---------- MATERIAL SHOWN ----------

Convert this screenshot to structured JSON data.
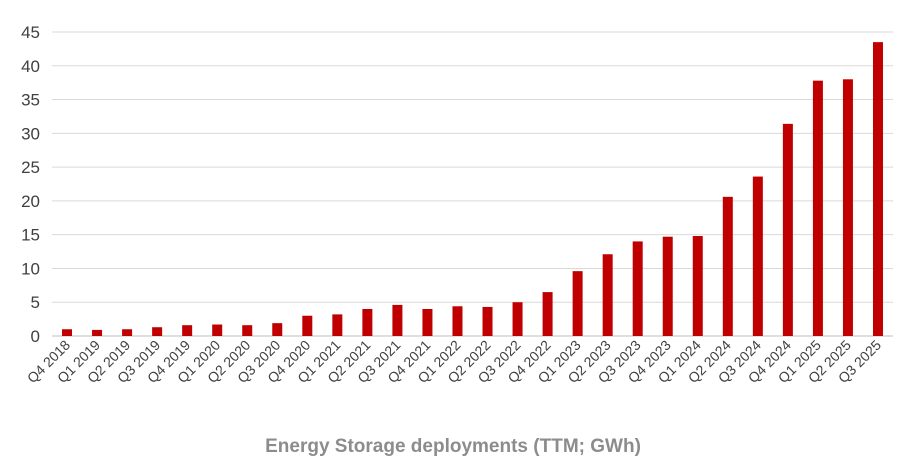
{
  "chart_data": {
    "type": "bar",
    "title": "Energy Storage deployments (TTM; GWh)",
    "xlabel": "",
    "ylabel": "",
    "ylim": [
      0,
      45
    ],
    "yticks": [
      "0",
      "5",
      "10",
      "15",
      "20",
      "25",
      "30",
      "35",
      "40",
      "45"
    ],
    "grid": true,
    "legend": "none",
    "bar_color": "#C00000",
    "categories": [
      "Q4 2018",
      "Q1 2019",
      "Q2 2019",
      "Q3 2019",
      "Q4 2019",
      "Q1 2020",
      "Q2 2020",
      "Q3 2020",
      "Q4 2020",
      "Q1 2021",
      "Q2 2021",
      "Q3 2021",
      "Q4 2021",
      "Q1 2022",
      "Q2 2022",
      "Q3 2022",
      "Q4 2022",
      "Q1 2023",
      "Q2 2023",
      "Q3 2023",
      "Q4 2023",
      "Q1 2024",
      "Q2 2024",
      "Q3 2024",
      "Q4 2024",
      "Q1 2025",
      "Q2 2025",
      "Q3 2025"
    ],
    "values": [
      1.0,
      0.9,
      1.0,
      1.3,
      1.6,
      1.7,
      1.6,
      1.9,
      3.0,
      3.2,
      4.0,
      4.6,
      4.0,
      4.4,
      4.3,
      5.0,
      6.5,
      9.6,
      12.1,
      14.0,
      14.7,
      14.8,
      20.6,
      23.6,
      31.4,
      37.8,
      38.0,
      43.5
    ]
  }
}
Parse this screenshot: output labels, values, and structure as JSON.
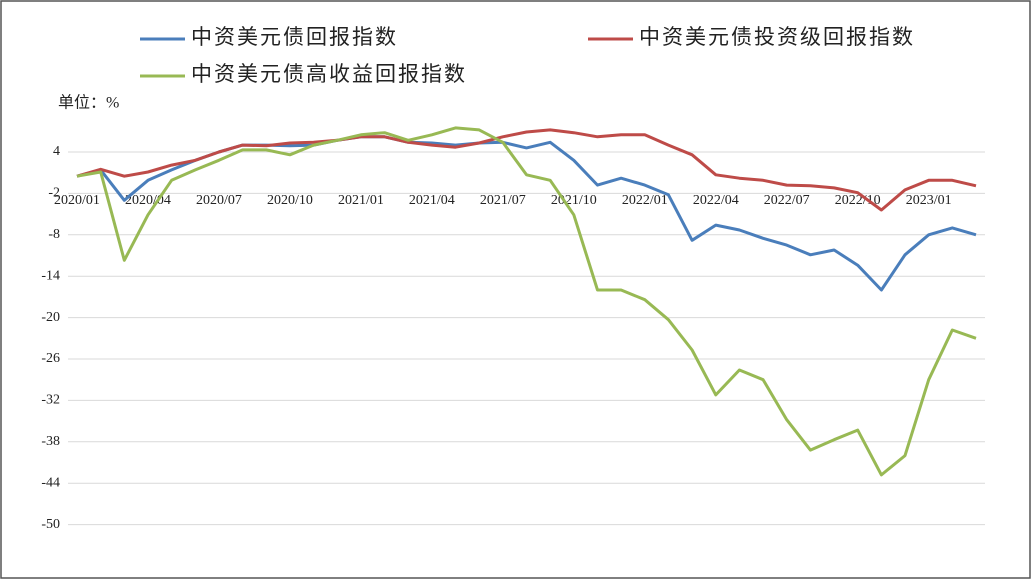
{
  "chart_data": {
    "type": "line",
    "unit_label": "单位：%",
    "categories": [
      "2020/01",
      null,
      null,
      "2020/04",
      null,
      null,
      "2020/07",
      null,
      null,
      "2020/10",
      null,
      null,
      "2021/01",
      null,
      null,
      "2021/04",
      null,
      null,
      "2021/07",
      null,
      null,
      "2021/10",
      null,
      null,
      "2022/01",
      null,
      null,
      "2022/04",
      null,
      null,
      "2022/07",
      null,
      null,
      "2022/10",
      null,
      null,
      "2023/01",
      null,
      null
    ],
    "series": [
      {
        "name": "中资美元债回报指数",
        "color": "#4a7ebb",
        "values": [
          0.5,
          1.4,
          -3,
          -0.1,
          1.4,
          2.8,
          4,
          5,
          5,
          4.9,
          5,
          5.7,
          6.2,
          6.2,
          5.4,
          5.3,
          5,
          5.3,
          5.4,
          4.6,
          5.4,
          2.8,
          -0.8,
          0.2,
          -0.8,
          -2.2,
          -8.8,
          -6.6,
          -7.3,
          -8.5,
          -9.5,
          -10.9,
          -10.2,
          -12.4,
          -16,
          -10.9,
          -8,
          -7,
          -8
        ]
      },
      {
        "name": "中资美元债投资级回报指数",
        "color": "#be4b48",
        "values": [
          0.5,
          1.5,
          0.5,
          1.1,
          2.1,
          2.8,
          4,
          5,
          4.9,
          5.3,
          5.4,
          5.7,
          6.2,
          6.2,
          5.4,
          5,
          4.7,
          5.3,
          6.2,
          6.9,
          7.2,
          6.8,
          6.2,
          6.5,
          6.5,
          5,
          3.6,
          0.7,
          0.2,
          -0.1,
          -0.8,
          -0.9,
          -1.2,
          -1.9,
          -4.4,
          -1.5,
          -0.1,
          -0.1,
          -0.9
        ]
      },
      {
        "name": "中资美元债高收益回报指数",
        "color": "#98b954",
        "values": [
          0.5,
          1.1,
          -11.7,
          -5.1,
          -0.1,
          1.4,
          2.8,
          4.3,
          4.3,
          3.6,
          5,
          5.7,
          6.5,
          6.8,
          5.7,
          6.5,
          7.5,
          7.2,
          5.4,
          0.7,
          -0.1,
          -5.1,
          -16,
          -16,
          -17.4,
          -20.3,
          -24.7,
          -31.2,
          -27.6,
          -29,
          -34.8,
          -39.2,
          -37.7,
          -36.3,
          -42.8,
          -40,
          -29,
          -21.8,
          -23
        ]
      }
    ],
    "ylim": [
      -50,
      10
    ],
    "yticks": [
      4,
      -2,
      -8,
      -14,
      -20,
      -26,
      -32,
      -38,
      -44,
      -50
    ],
    "grid": true
  }
}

----------

TO BE DONE ▸
All the lines above are to be reproduced exactly, except the pictures.

WRITTEN ANSWER ▸
Convert this screenshot to structured JSON data.
{
  "chart_data": {
    "type": "bar",
    "title": "Energy Storage deployments (TTM; GWh)",
    "xlabel": "",
    "ylabel": "",
    "ylim": [
      0,
      45
    ],
    "yticks": [
      "0",
      "5",
      "10",
      "15",
      "20",
      "25",
      "30",
      "35",
      "40",
      "45"
    ],
    "grid": true,
    "legend": "none",
    "bar_color": "#C00000",
    "categories": [
      "Q4 2018",
      "Q1 2019",
      "Q2 2019",
      "Q3 2019",
      "Q4 2019",
      "Q1 2020",
      "Q2 2020",
      "Q3 2020",
      "Q4 2020",
      "Q1 2021",
      "Q2 2021",
      "Q3 2021",
      "Q4 2021",
      "Q1 2022",
      "Q2 2022",
      "Q3 2022",
      "Q4 2022",
      "Q1 2023",
      "Q2 2023",
      "Q3 2023",
      "Q4 2023",
      "Q1 2024",
      "Q2 2024",
      "Q3 2024",
      "Q4 2024",
      "Q1 2025",
      "Q2 2025",
      "Q3 2025"
    ],
    "values": [
      1.0,
      0.9,
      1.0,
      1.3,
      1.6,
      1.7,
      1.6,
      1.9,
      3.0,
      3.2,
      4.0,
      4.6,
      4.0,
      4.4,
      4.3,
      5.0,
      6.5,
      9.6,
      12.1,
      14.0,
      14.7,
      14.8,
      20.6,
      23.6,
      31.4,
      37.8,
      38.0,
      43.5
    ]
  }
}
Parse this screenshot: output labels, values, and structure as JSON.
{
  "chart_data": {
    "type": "line",
    "unit_label": "单位：%",
    "categories": [
      "2020/01",
      null,
      null,
      "2020/04",
      null,
      null,
      "2020/07",
      null,
      null,
      "2020/10",
      null,
      null,
      "2021/01",
      null,
      null,
      "2021/04",
      null,
      null,
      "2021/07",
      null,
      null,
      "2021/10",
      null,
      null,
      "2022/01",
      null,
      null,
      "2022/04",
      null,
      null,
      "2022/07",
      null,
      null,
      "2022/10",
      null,
      null,
      "2023/01",
      null,
      null
    ],
    "series": [
      {
        "name": "中资美元债回报指数",
        "color": "#4a7ebb",
        "values": [
          0.5,
          1.4,
          -3,
          -0.1,
          1.4,
          2.8,
          4,
          5,
          5,
          4.9,
          5,
          5.7,
          6.2,
          6.2,
          5.4,
          5.3,
          5,
          5.3,
          5.4,
          4.6,
          5.4,
          2.8,
          -0.8,
          0.2,
          -0.8,
          -2.2,
          -8.8,
          -6.6,
          -7.3,
          -8.5,
          -9.5,
          -10.9,
          -10.2,
          -12.4,
          -16,
          -10.9,
          -8,
          -7,
          -8
        ]
      },
      {
        "name": "中资美元债投资级回报指数",
        "color": "#be4b48",
        "values": [
          0.5,
          1.5,
          0.5,
          1.1,
          2.1,
          2.8,
          4,
          5,
          4.9,
          5.3,
          5.4,
          5.7,
          6.2,
          6.2,
          5.4,
          5,
          4.7,
          5.3,
          6.2,
          6.9,
          7.2,
          6.8,
          6.2,
          6.5,
          6.5,
          5,
          3.6,
          0.7,
          0.2,
          -0.1,
          -0.8,
          -0.9,
          -1.2,
          -1.9,
          -4.4,
          -1.5,
          -0.1,
          -0.1,
          -0.9
        ]
      },
      {
        "name": "中资美元债高收益回报指数",
        "color": "#98b954",
        "values": [
          0.5,
          1.1,
          -11.7,
          -5.1,
          -0.1,
          1.4,
          2.8,
          4.3,
          4.3,
          3.6,
          5,
          5.7,
          6.5,
          6.8,
          5.7,
          6.5,
          7.5,
          7.2,
          5.4,
          0.7,
          -0.1,
          -5.1,
          -16,
          -16,
          -17.4,
          -20.3,
          -24.7,
          -31.2,
          -27.6,
          -29,
          -34.8,
          -39.2,
          -37.7,
          -36.3,
          -42.8,
          -40,
          -29,
          -21.8,
          -23
        ]
      }
    ],
    "ylim": [
      -50,
      10
    ],
    "yticks": [
      4,
      -2,
      -8,
      -14,
      -20,
      -26,
      -32,
      -38,
      -44,
      -50
    ],
    "grid": true
  }
}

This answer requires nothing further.